▶ _DATA TO USE_
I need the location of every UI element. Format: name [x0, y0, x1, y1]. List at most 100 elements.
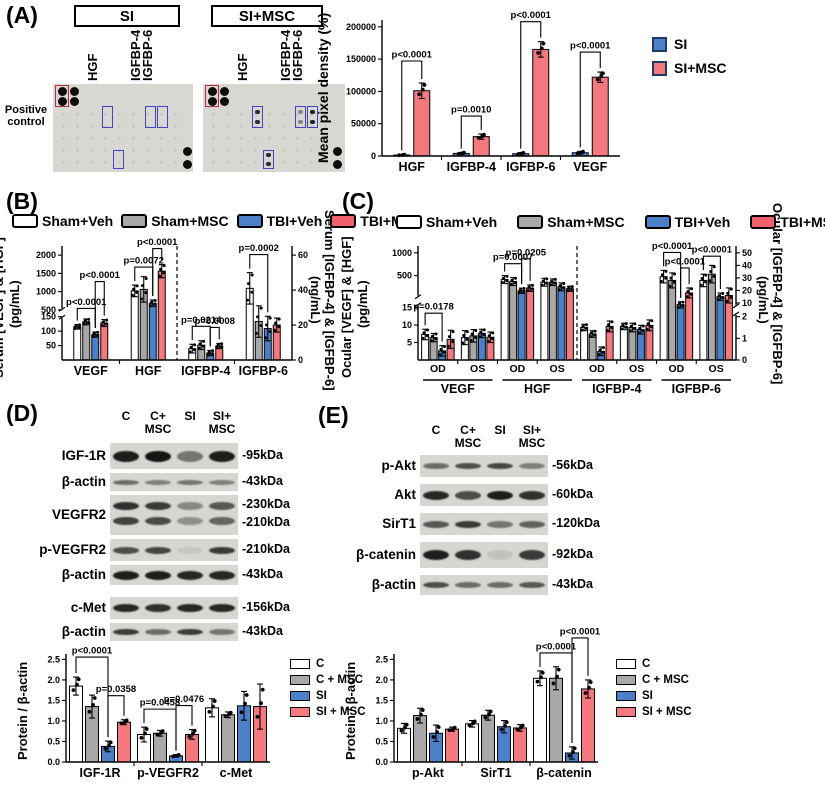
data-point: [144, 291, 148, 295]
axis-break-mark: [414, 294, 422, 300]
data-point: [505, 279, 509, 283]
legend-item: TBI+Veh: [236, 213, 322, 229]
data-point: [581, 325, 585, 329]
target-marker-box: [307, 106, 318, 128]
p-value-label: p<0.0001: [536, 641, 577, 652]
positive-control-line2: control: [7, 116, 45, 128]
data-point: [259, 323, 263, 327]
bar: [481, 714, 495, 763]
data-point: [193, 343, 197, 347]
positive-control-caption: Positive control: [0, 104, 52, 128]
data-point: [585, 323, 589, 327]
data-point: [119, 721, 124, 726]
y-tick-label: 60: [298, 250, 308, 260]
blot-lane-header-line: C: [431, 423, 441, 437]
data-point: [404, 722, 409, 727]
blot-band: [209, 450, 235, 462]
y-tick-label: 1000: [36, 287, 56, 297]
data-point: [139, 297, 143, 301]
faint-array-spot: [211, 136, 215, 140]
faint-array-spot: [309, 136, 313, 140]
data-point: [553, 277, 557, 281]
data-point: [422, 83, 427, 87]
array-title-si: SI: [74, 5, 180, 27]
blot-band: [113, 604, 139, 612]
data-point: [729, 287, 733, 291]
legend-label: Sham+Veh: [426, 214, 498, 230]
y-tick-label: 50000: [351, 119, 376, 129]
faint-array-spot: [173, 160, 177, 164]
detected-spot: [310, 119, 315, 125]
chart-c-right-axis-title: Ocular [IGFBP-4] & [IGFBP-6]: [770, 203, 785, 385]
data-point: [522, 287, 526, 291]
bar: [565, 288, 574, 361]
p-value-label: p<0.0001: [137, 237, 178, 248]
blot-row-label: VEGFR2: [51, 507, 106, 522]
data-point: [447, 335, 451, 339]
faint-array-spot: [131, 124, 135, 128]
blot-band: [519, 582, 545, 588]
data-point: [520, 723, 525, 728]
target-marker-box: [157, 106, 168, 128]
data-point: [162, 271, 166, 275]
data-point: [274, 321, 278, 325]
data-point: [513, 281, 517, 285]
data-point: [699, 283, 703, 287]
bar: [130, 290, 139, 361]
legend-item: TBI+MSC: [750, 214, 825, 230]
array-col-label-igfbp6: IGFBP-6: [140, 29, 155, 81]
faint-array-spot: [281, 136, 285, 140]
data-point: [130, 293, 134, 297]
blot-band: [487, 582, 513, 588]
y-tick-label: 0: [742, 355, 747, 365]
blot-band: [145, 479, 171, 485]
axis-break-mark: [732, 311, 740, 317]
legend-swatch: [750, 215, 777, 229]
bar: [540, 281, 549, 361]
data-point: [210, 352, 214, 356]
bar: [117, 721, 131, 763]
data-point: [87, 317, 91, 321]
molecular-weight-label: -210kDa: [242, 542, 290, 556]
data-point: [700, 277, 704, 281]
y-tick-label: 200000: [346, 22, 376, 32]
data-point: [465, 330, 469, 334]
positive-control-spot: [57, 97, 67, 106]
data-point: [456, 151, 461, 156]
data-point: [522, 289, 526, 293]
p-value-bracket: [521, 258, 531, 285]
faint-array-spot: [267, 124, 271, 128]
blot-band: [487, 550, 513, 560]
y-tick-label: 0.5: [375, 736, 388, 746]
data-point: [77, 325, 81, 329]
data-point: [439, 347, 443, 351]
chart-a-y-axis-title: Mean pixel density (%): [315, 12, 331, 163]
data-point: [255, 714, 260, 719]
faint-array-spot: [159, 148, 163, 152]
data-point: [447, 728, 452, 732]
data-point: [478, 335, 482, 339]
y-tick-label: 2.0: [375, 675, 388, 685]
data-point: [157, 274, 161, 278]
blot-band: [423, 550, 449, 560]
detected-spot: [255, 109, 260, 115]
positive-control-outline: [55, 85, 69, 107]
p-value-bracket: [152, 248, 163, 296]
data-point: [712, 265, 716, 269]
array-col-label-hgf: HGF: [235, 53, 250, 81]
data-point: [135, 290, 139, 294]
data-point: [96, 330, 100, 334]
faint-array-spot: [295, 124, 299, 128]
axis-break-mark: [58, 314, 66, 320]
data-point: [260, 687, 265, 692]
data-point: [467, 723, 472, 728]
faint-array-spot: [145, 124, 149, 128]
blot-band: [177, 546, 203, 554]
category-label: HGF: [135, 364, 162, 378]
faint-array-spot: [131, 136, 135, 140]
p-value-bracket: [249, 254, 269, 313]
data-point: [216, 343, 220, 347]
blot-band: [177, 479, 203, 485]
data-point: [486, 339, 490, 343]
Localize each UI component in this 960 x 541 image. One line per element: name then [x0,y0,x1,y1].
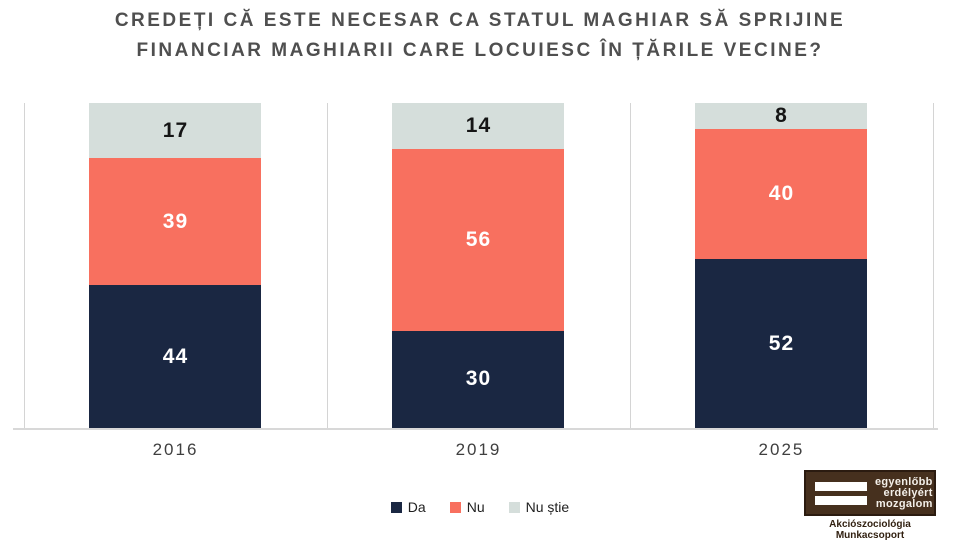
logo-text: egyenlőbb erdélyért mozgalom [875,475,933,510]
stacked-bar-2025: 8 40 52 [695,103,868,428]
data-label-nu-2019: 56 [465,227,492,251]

▶ _EXERCISE AIM_
Render every line of the rows above as a numbered list, leaving out blank lines and the pictures.

▶ _FINISHED ANSWER_
1. I need the location of every UI element. Format: name [x0, y0, x1, y1]. List at most 100 elements.
2. data-point: [144, 291, 148, 295]
3. axis-break-mark: [414, 294, 422, 300]
4. data-point: [505, 279, 509, 283]
5. legend-item: TBI+Veh: [236, 213, 322, 229]
6. data-point: [581, 325, 585, 329]
7. target-marker-box: [307, 106, 318, 128]
8. p-value-label: p<0.0001: [536, 641, 577, 652]
9. positive-control-line2: control: [7, 116, 45, 128]
10. data-point: [259, 323, 263, 327]
11. bar: [481, 714, 495, 763]
12. data-point: [193, 343, 197, 347]
13. positive-control-caption: Positive control: [0, 104, 52, 128]
14. data-point: [585, 323, 589, 327]
15. data-point: [119, 721, 124, 726]
16. y-tick-label: 60: [298, 250, 308, 260]
17. blot-lane-header-line: C: [431, 423, 441, 437]
18. data-point: [404, 722, 409, 727]
19. blot-band: [209, 450, 235, 462]
20. y-tick-label: 1000: [36, 287, 56, 297]
21. data-point: [139, 297, 143, 301]
22. faint-array-spot: [211, 136, 215, 140]
23. faint-array-spot: [309, 136, 313, 140]
24. data-point: [553, 277, 557, 281]
25. data-point: [422, 83, 427, 87]
26. array-title-si: SI: [74, 5, 180, 27]
27. blot-band: [113, 604, 139, 612]
28. data-point: [729, 287, 733, 291]
29. legend-label: Sham+Veh: [426, 214, 498, 230]
30. y-tick-label: 50000: [351, 119, 376, 129]
31. faint-array-spot: [173, 160, 177, 164]
32. detected-spot: [310, 119, 315, 125]
33. chart-c-right-axis-title: Ocular [IGFBP-4] & [IGFBP-6]: [770, 203, 785, 385]
34. data-point: [522, 287, 526, 291]
35. bar: [565, 288, 574, 361]
36. p-value-label: p<0.0001: [137, 237, 178, 248]
37. blot-row-label: VEGFR2: [51, 507, 106, 522]
38. data-point: [447, 335, 451, 339]
39. faint-array-spot: [131, 124, 135, 128]
40. blot-band: [519, 582, 545, 588]
41. data-point: [520, 723, 525, 728]
42. target-marker-box: [157, 106, 168, 128]
43. data-point: [162, 271, 166, 275]
44. data-point: [274, 321, 278, 325]
45. data-point: [513, 281, 517, 285]
46. data-point: [699, 283, 703, 287]
47. bar: [130, 290, 139, 361]
48. legend-item: TBI+MSC: [750, 214, 825, 230]
49. array-col-label-igfbp6: IGFBP-6: [140, 29, 155, 81]
50. faint-array-spot: [281, 136, 285, 140]
51. data-point: [130, 293, 134, 297]
52. blot-band: [487, 582, 513, 588]
53. y-tick-label: 0: [742, 355, 747, 365]
54. blot-band: [145, 479, 171, 485]
55. axis-break-mark: [732, 311, 740, 317]
56. legend-swatch: [750, 215, 777, 229]
57. bar: [540, 281, 549, 361]
58. data-point: [210, 352, 214, 356]
59. bar: [117, 721, 131, 763]
60. data-point: [87, 317, 91, 321]
61. molecular-weight-label: -210kDa: [242, 542, 290, 556]
62. data-point: [700, 277, 704, 281]
63. y-tick-label: 200000: [346, 22, 376, 32]
64. data-point: [465, 330, 469, 334]
65. positive-control-spot: [57, 97, 67, 106]
66. data-point: [456, 151, 461, 156]
67. data-point: [522, 289, 526, 293]
68. p-value-bracket: [521, 258, 531, 285]
69. faint-array-spot: [267, 124, 271, 128]
70. blot-band: [487, 550, 513, 560]
71. y-tick-label: 0.5: [375, 736, 388, 746]
72. data-point: [77, 325, 81, 329]
73. data-point: [439, 347, 443, 351]
74. chart-a-y-axis-title: Mean pixel density (%): [315, 12, 331, 163]
75. data-point: [255, 714, 260, 719]
76. faint-array-spot: [159, 148, 163, 152]
77. data-point: [447, 728, 452, 732]
78. data-point: [478, 335, 482, 339]
79. y-tick-label: 2.0: [375, 675, 388, 685]
80. data-point: [157, 274, 161, 278]
81. blot-band: [423, 550, 449, 560]
82. detected-spot: [255, 109, 260, 115]
83. positive-control-outline: [55, 85, 69, 107]
84. p-value-bracket: [152, 248, 163, 296]
85. data-point: [712, 265, 716, 269]
86. array-col-label-hgf: HGF: [235, 53, 250, 81]
87. data-point: [135, 290, 139, 294]
88. data-point: [96, 330, 100, 334]
89. faint-array-spot: [295, 124, 299, 128]
90. axis-break-mark: [58, 314, 66, 320]
91. data-point: [260, 687, 265, 692]
92. data-point: [467, 723, 472, 728]
93. faint-array-spot: [145, 124, 149, 128]
94. blot-band: [177, 546, 203, 554]
95. category-label: HGF: [135, 364, 162, 378]
96. faint-array-spot: [131, 136, 135, 140]
97. p-value-bracket: [249, 254, 269, 313]
98. data-point: [216, 343, 220, 347]
99. blot-band: [177, 479, 203, 485]
100. data-point: [486, 339, 490, 343]
101. Localize each UI component in this 960 x 541 image. One line per element: name then [x0,y0,x1,y1].
102. logo-text: egyenlőbb erdélyért mozgalom [875,475,933,510]
103. stacked-bar-2025: 8 40 52 [695,103,868,428]
104. data-label-nu-2019: 56 [465,227,492,251]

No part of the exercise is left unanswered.